Tally the lines below that contain the string "bounding" and give only that number.

......

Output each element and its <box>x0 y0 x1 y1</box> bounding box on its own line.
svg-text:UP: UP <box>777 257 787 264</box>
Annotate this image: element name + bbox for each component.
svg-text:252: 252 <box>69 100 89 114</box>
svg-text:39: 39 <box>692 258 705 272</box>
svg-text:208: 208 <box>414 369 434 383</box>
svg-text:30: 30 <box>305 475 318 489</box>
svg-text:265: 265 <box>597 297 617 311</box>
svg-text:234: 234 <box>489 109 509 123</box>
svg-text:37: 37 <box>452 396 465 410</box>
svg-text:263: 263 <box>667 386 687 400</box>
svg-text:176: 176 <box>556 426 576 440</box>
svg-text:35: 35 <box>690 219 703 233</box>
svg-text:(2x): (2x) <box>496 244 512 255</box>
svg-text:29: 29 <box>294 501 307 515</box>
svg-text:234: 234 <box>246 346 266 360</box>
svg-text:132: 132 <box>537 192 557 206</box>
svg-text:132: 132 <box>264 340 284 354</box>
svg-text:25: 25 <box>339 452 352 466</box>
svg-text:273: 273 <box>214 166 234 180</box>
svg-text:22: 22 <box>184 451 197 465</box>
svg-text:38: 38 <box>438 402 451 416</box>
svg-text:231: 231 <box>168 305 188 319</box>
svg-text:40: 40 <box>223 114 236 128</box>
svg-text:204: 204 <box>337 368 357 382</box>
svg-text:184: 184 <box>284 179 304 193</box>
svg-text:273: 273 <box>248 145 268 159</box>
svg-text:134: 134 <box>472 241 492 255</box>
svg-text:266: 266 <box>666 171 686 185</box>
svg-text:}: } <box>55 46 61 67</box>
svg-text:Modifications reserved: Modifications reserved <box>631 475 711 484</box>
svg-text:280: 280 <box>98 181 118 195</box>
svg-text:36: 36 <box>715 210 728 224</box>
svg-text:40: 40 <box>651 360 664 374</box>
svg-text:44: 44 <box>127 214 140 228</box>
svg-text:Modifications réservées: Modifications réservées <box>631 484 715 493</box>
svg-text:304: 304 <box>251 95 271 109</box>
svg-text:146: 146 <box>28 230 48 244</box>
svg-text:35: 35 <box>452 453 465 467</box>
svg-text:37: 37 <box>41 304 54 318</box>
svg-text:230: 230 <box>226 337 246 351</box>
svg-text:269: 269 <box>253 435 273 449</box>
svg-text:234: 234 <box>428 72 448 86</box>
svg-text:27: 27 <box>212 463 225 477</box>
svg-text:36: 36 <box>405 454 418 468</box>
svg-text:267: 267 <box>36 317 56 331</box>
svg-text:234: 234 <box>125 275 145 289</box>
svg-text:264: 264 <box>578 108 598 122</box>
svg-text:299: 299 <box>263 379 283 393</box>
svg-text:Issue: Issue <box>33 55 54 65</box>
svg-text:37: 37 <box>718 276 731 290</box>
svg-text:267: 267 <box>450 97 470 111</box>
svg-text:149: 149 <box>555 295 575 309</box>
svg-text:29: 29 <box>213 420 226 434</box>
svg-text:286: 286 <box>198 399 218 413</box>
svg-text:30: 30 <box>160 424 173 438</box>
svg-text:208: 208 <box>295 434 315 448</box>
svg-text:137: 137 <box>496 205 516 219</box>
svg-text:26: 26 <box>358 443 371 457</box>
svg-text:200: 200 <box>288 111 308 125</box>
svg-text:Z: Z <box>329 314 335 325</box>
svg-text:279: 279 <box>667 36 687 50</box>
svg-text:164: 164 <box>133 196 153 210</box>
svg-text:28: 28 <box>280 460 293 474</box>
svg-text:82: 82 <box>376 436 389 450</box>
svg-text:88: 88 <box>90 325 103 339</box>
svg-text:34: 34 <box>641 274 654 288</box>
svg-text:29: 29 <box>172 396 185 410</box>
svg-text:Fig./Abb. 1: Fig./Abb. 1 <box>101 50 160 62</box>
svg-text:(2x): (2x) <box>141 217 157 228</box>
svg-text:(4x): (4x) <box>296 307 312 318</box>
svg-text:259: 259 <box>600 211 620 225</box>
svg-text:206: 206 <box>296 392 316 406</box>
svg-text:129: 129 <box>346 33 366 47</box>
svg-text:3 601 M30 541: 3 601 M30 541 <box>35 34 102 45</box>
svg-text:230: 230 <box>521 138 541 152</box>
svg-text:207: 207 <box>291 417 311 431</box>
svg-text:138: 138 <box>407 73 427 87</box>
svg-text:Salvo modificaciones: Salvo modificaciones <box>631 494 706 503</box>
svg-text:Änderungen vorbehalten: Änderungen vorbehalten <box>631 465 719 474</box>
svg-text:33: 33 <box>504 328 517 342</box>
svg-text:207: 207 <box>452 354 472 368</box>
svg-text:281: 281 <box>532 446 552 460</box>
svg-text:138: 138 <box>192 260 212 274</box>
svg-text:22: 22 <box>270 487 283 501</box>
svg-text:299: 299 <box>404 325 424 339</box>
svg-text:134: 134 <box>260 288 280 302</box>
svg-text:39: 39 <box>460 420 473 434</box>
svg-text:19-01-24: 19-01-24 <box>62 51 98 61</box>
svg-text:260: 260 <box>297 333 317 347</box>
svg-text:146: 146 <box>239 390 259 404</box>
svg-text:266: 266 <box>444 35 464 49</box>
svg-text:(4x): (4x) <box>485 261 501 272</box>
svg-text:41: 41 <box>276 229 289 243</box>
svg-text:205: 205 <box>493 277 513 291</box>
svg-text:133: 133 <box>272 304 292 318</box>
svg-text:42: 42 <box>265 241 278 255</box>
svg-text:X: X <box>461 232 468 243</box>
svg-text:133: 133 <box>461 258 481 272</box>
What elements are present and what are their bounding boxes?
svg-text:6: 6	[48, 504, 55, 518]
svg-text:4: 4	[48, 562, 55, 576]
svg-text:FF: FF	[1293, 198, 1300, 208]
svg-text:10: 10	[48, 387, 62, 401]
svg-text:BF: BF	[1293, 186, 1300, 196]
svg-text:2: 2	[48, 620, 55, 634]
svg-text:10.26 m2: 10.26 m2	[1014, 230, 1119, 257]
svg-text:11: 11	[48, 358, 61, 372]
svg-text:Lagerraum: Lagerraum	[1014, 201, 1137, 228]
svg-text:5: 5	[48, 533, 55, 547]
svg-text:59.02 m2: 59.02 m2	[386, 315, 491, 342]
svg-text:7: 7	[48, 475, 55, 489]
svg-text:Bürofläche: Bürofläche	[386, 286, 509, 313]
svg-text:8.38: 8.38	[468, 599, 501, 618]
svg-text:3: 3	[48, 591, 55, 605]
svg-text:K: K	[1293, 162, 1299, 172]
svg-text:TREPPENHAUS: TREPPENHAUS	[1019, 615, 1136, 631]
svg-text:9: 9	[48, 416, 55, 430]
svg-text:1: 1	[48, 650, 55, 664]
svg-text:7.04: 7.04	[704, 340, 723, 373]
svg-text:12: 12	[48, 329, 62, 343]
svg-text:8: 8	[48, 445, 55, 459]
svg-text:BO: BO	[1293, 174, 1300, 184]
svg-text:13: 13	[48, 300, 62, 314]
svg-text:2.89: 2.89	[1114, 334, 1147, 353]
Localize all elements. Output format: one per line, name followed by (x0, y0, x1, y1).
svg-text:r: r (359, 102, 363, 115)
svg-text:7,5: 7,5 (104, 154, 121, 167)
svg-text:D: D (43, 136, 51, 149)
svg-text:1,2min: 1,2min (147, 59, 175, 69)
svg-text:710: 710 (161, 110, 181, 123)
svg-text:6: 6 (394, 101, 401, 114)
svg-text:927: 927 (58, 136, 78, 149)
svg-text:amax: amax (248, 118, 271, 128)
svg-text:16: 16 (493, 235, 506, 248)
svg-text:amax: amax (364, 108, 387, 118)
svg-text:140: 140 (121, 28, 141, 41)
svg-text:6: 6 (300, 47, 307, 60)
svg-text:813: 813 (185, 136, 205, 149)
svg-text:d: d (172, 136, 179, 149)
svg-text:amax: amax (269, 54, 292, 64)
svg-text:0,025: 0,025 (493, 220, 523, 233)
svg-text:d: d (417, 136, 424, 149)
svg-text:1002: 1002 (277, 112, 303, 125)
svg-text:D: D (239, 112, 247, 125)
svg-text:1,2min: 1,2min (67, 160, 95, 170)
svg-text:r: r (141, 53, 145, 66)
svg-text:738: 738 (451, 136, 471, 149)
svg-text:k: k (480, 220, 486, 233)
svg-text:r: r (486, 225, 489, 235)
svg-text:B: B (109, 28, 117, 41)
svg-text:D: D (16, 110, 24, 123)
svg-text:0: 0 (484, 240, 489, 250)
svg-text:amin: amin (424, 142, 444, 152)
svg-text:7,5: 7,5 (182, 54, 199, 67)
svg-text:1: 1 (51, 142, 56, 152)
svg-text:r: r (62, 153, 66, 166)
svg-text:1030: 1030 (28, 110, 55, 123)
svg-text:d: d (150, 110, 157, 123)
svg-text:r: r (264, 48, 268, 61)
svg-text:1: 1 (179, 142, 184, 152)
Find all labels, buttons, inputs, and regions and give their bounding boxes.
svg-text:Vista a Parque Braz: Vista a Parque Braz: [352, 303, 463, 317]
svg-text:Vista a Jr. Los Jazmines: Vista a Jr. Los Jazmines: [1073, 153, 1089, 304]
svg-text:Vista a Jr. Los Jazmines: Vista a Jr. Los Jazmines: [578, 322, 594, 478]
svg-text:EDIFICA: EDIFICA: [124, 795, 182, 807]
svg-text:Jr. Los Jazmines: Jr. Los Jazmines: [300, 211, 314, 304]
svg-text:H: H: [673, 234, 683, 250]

......

◆ Exercise answer
3